** begin Records for the exercise **

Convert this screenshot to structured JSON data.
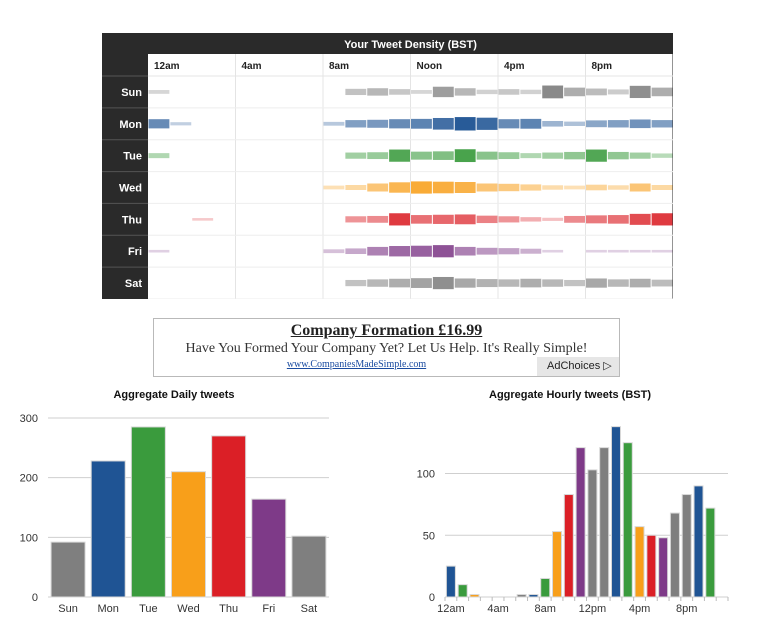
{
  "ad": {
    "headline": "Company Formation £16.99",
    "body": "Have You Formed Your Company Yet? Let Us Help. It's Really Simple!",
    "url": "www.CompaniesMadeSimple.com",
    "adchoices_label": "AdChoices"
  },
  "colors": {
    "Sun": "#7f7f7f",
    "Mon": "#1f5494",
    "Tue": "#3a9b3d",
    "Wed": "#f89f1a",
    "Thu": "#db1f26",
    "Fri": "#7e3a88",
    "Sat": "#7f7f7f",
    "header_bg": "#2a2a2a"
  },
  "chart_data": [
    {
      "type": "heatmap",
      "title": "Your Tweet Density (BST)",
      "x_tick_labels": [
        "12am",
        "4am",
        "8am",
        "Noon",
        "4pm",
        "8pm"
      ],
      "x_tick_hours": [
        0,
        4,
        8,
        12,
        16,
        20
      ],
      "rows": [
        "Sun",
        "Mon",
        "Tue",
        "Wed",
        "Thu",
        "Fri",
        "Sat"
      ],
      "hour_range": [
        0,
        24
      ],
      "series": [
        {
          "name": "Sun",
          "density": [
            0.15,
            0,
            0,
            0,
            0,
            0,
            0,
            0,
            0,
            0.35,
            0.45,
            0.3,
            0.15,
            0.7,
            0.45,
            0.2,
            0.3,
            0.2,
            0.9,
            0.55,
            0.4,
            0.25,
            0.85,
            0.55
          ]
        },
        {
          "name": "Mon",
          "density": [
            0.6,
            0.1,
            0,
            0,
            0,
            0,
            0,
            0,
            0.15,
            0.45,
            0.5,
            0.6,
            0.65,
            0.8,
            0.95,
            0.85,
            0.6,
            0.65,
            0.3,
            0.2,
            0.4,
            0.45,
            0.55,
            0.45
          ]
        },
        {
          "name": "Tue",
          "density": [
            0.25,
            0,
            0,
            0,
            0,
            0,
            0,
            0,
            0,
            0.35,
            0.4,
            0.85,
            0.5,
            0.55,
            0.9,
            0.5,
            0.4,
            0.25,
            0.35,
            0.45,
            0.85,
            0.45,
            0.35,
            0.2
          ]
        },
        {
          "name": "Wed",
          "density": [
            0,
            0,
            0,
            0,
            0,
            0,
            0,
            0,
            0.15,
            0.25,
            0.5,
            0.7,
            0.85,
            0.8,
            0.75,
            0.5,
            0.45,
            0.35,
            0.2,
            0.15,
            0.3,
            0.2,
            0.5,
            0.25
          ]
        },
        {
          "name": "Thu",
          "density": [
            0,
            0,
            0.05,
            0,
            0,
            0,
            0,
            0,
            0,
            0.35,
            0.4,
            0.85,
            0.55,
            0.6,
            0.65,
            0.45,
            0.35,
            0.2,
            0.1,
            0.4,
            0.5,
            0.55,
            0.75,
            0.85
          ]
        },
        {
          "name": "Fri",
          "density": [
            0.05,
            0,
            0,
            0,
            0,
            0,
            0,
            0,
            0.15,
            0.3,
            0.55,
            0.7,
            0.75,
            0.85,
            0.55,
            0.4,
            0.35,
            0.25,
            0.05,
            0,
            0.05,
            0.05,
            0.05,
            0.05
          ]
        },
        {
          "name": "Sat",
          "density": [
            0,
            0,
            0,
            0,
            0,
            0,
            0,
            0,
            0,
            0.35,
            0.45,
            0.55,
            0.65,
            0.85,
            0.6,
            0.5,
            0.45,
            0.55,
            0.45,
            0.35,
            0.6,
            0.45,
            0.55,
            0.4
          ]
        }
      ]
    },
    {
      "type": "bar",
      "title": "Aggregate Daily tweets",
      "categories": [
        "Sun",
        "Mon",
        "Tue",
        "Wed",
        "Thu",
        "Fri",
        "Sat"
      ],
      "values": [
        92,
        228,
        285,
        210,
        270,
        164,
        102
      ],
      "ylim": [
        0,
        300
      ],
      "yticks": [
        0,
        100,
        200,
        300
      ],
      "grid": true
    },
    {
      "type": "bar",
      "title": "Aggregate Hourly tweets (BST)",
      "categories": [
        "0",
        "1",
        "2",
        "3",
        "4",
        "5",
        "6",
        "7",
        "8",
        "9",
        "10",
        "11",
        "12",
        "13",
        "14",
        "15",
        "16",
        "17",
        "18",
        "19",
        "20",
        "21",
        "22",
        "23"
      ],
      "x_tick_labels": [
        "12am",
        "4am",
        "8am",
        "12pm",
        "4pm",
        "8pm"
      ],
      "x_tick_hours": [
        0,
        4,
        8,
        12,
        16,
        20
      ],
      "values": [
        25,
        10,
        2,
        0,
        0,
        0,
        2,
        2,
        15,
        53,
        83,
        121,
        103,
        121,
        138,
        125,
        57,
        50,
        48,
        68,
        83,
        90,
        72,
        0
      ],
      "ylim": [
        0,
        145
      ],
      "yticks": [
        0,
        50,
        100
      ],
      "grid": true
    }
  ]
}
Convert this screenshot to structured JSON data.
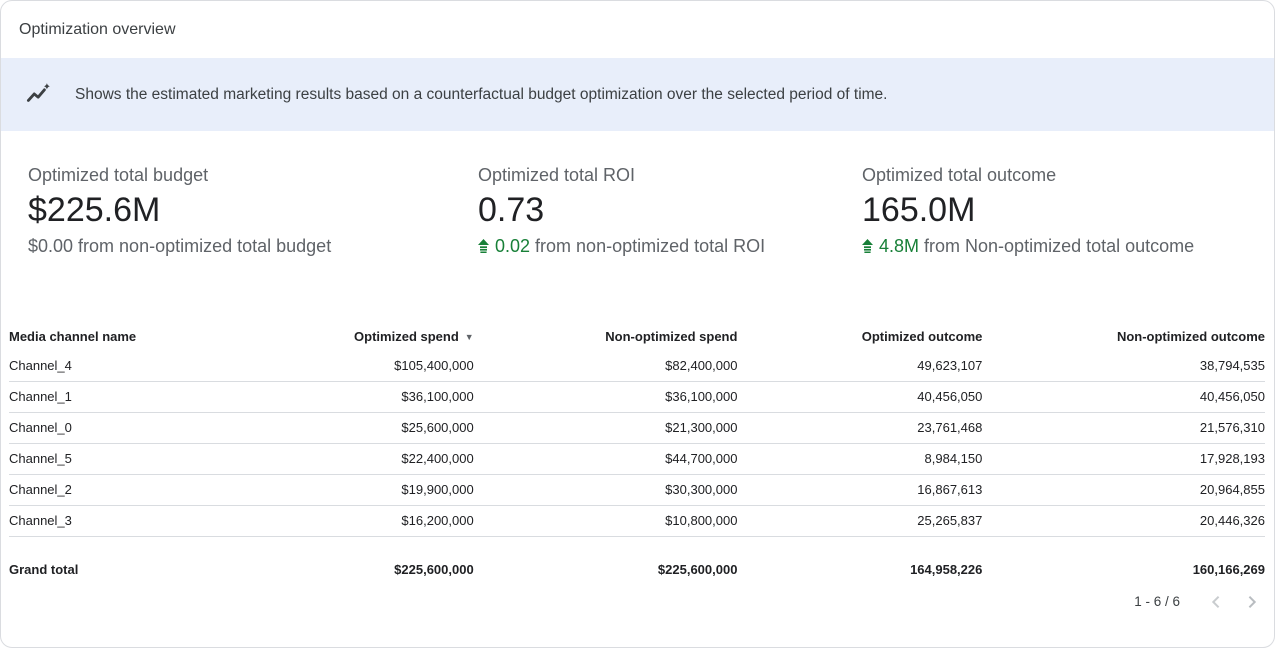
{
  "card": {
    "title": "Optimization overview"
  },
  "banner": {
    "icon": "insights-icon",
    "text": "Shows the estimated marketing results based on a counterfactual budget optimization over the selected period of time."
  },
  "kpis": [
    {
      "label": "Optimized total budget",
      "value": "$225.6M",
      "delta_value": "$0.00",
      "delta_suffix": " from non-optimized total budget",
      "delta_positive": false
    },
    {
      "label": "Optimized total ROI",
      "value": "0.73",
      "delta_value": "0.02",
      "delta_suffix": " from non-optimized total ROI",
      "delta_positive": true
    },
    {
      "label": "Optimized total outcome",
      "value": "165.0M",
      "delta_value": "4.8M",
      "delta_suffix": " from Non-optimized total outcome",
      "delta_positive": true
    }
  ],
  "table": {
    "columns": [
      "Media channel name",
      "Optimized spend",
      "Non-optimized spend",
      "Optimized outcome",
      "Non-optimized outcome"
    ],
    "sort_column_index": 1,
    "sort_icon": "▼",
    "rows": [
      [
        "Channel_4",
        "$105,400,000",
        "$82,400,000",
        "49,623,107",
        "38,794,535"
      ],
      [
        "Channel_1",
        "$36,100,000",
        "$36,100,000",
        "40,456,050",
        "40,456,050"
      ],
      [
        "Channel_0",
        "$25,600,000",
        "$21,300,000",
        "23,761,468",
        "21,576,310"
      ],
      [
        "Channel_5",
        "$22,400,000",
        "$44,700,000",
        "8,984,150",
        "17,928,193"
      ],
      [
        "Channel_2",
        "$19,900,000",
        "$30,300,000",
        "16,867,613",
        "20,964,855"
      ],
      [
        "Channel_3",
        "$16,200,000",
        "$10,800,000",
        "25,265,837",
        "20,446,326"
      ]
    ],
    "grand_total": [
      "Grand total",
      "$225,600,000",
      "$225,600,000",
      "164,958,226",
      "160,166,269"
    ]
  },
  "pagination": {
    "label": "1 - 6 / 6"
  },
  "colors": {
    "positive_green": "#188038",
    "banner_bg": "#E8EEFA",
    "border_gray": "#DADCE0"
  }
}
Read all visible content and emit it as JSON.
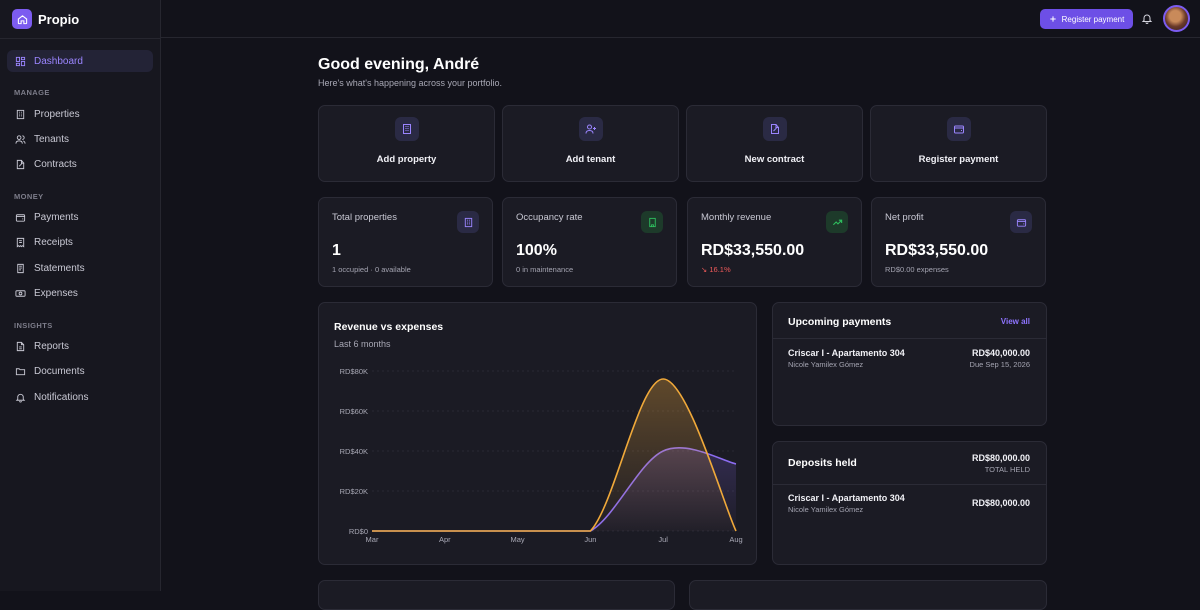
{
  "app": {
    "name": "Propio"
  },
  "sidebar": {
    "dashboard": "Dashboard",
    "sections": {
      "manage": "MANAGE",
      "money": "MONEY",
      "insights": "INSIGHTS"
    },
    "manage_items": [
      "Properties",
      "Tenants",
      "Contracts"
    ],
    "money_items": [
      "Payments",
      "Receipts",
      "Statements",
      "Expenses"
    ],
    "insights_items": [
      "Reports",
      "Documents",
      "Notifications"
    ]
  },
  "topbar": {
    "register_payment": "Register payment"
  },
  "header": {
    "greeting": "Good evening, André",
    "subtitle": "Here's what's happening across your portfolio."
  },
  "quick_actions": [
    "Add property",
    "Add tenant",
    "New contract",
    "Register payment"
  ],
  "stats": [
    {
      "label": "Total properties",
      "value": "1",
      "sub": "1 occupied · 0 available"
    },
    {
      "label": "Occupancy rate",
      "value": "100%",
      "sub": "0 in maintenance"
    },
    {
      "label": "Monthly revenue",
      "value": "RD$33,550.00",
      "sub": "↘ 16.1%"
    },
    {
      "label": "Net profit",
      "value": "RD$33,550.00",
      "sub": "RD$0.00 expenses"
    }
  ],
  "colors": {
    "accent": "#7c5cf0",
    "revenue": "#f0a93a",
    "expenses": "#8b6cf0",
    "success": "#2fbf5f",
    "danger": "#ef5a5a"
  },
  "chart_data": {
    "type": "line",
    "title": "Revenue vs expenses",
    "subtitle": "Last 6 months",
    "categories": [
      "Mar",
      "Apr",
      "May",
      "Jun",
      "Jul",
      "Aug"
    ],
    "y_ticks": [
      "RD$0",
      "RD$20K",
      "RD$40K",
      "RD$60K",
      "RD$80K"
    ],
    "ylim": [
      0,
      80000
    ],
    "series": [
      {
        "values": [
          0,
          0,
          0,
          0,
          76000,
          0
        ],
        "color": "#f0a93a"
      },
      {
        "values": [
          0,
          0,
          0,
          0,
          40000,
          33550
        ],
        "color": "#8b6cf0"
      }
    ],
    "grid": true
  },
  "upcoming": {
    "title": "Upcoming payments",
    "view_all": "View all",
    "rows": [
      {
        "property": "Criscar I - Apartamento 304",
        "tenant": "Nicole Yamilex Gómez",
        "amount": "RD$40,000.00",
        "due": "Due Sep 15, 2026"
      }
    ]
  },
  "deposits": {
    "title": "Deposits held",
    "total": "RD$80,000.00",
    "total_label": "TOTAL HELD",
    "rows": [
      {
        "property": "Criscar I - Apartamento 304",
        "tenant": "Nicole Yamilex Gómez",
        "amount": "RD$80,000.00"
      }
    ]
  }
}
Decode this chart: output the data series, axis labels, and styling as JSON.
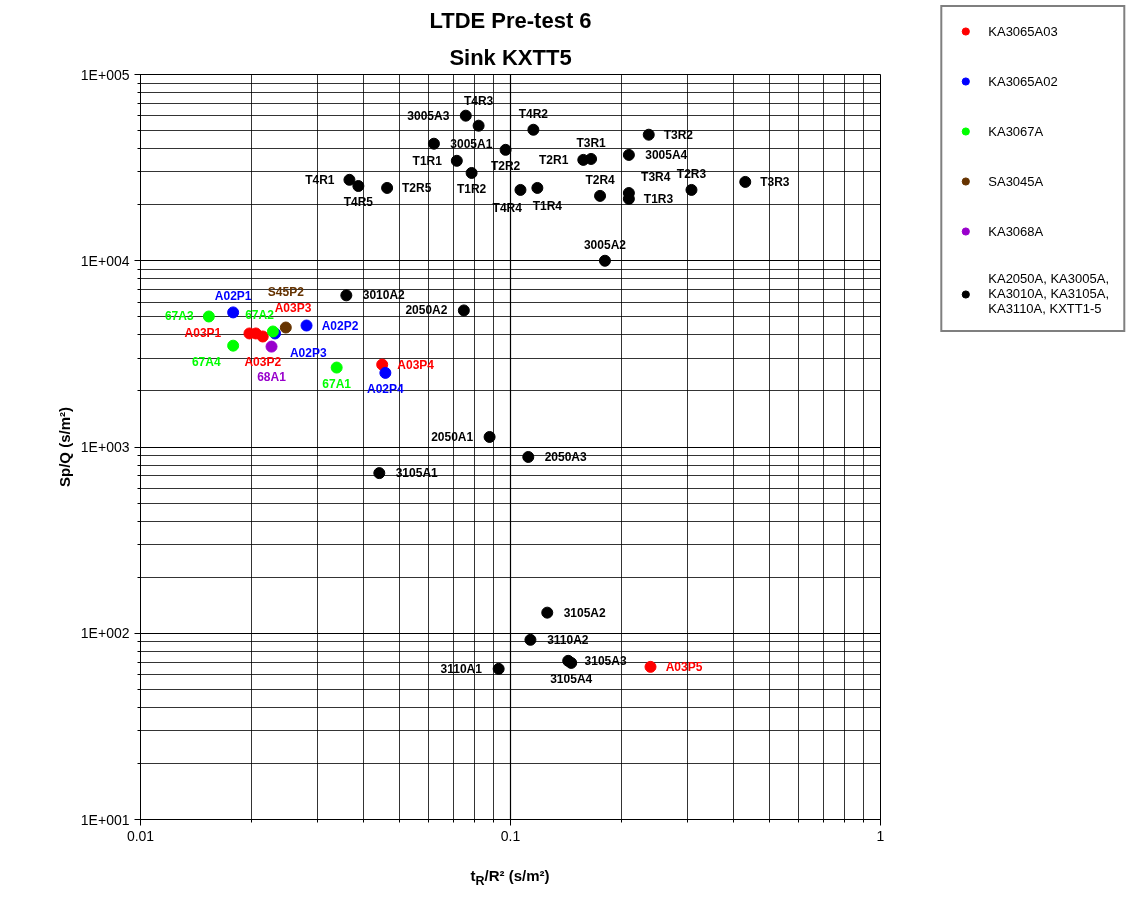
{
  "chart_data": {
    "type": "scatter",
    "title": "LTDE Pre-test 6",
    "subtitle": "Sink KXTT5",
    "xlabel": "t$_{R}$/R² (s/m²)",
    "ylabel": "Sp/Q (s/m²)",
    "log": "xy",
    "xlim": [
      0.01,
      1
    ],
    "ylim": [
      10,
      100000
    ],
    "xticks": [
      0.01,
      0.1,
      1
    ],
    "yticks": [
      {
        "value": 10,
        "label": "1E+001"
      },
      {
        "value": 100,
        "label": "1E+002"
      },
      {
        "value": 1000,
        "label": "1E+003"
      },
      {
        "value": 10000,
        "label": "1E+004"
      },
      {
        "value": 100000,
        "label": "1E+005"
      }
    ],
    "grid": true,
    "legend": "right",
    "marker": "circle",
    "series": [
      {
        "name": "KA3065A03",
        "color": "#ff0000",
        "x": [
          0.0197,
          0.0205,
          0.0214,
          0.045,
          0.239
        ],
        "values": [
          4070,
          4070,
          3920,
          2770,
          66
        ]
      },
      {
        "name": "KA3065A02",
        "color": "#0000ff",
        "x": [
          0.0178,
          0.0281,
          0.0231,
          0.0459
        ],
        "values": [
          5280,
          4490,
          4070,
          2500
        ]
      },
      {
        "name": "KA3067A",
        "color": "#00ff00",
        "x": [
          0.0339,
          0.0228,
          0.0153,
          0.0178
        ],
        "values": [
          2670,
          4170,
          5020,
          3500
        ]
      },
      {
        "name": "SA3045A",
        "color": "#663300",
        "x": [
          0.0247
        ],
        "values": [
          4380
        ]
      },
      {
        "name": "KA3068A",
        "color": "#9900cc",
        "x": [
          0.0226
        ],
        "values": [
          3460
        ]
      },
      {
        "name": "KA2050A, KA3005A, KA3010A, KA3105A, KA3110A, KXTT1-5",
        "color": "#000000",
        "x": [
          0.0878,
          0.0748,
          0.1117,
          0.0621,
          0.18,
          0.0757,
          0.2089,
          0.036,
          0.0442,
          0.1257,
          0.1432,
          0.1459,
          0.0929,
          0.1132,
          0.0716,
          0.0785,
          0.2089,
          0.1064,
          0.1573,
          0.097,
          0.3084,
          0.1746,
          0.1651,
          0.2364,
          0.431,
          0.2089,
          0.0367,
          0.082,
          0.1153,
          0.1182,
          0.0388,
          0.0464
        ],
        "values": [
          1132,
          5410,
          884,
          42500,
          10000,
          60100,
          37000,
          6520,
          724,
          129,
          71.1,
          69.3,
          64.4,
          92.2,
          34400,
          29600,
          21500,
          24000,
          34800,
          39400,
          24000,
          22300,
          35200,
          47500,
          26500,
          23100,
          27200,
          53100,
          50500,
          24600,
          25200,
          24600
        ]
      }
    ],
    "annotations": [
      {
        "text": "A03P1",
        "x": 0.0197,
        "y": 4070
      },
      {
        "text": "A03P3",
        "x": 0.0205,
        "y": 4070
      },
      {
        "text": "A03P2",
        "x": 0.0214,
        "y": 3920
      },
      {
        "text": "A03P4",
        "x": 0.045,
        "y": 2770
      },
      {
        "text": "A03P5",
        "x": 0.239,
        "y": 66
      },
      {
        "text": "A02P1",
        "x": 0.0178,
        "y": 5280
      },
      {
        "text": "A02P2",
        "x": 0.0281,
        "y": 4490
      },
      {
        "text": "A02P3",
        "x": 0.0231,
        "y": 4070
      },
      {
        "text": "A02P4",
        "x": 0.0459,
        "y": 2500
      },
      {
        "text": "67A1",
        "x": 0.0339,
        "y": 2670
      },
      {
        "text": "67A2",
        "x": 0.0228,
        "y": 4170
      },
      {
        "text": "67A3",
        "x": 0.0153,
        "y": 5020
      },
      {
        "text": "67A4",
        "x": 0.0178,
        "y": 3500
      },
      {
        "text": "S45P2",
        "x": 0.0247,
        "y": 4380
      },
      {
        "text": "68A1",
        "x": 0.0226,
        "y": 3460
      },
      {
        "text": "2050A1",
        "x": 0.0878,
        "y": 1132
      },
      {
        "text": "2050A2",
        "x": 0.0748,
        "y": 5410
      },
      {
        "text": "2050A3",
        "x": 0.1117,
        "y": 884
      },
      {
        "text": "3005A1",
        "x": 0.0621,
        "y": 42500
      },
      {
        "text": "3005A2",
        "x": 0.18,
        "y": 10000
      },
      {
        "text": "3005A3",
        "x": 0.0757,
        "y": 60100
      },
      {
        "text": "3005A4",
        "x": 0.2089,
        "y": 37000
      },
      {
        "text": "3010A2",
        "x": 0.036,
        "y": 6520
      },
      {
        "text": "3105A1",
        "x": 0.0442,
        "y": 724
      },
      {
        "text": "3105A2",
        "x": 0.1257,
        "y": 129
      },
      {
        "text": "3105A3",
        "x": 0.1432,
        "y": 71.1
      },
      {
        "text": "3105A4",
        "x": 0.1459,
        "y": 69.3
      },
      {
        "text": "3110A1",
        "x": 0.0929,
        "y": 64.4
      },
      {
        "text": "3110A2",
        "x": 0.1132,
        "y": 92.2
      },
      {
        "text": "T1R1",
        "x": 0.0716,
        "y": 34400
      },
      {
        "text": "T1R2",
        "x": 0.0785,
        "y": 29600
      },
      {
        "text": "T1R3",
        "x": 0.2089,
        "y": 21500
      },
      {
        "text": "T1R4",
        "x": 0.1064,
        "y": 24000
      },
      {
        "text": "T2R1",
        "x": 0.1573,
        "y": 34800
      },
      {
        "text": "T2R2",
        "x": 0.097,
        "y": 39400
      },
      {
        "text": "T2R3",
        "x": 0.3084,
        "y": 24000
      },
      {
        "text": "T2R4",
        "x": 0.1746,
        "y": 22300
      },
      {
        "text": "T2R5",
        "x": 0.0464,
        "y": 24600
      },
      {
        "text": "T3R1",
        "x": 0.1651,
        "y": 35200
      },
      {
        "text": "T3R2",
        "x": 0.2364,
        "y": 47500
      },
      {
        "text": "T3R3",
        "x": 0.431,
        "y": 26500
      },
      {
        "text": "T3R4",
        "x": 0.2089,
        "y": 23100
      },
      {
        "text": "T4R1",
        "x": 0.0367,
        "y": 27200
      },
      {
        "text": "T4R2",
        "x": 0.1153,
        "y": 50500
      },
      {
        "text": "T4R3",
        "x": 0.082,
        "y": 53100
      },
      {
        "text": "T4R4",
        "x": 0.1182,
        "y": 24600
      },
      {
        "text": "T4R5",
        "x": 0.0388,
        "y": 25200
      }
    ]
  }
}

** end Records for the exercise **

• [What is needed]: Count every line of the records that holds the string "outcome". Write only the total.

• [Full response]: 4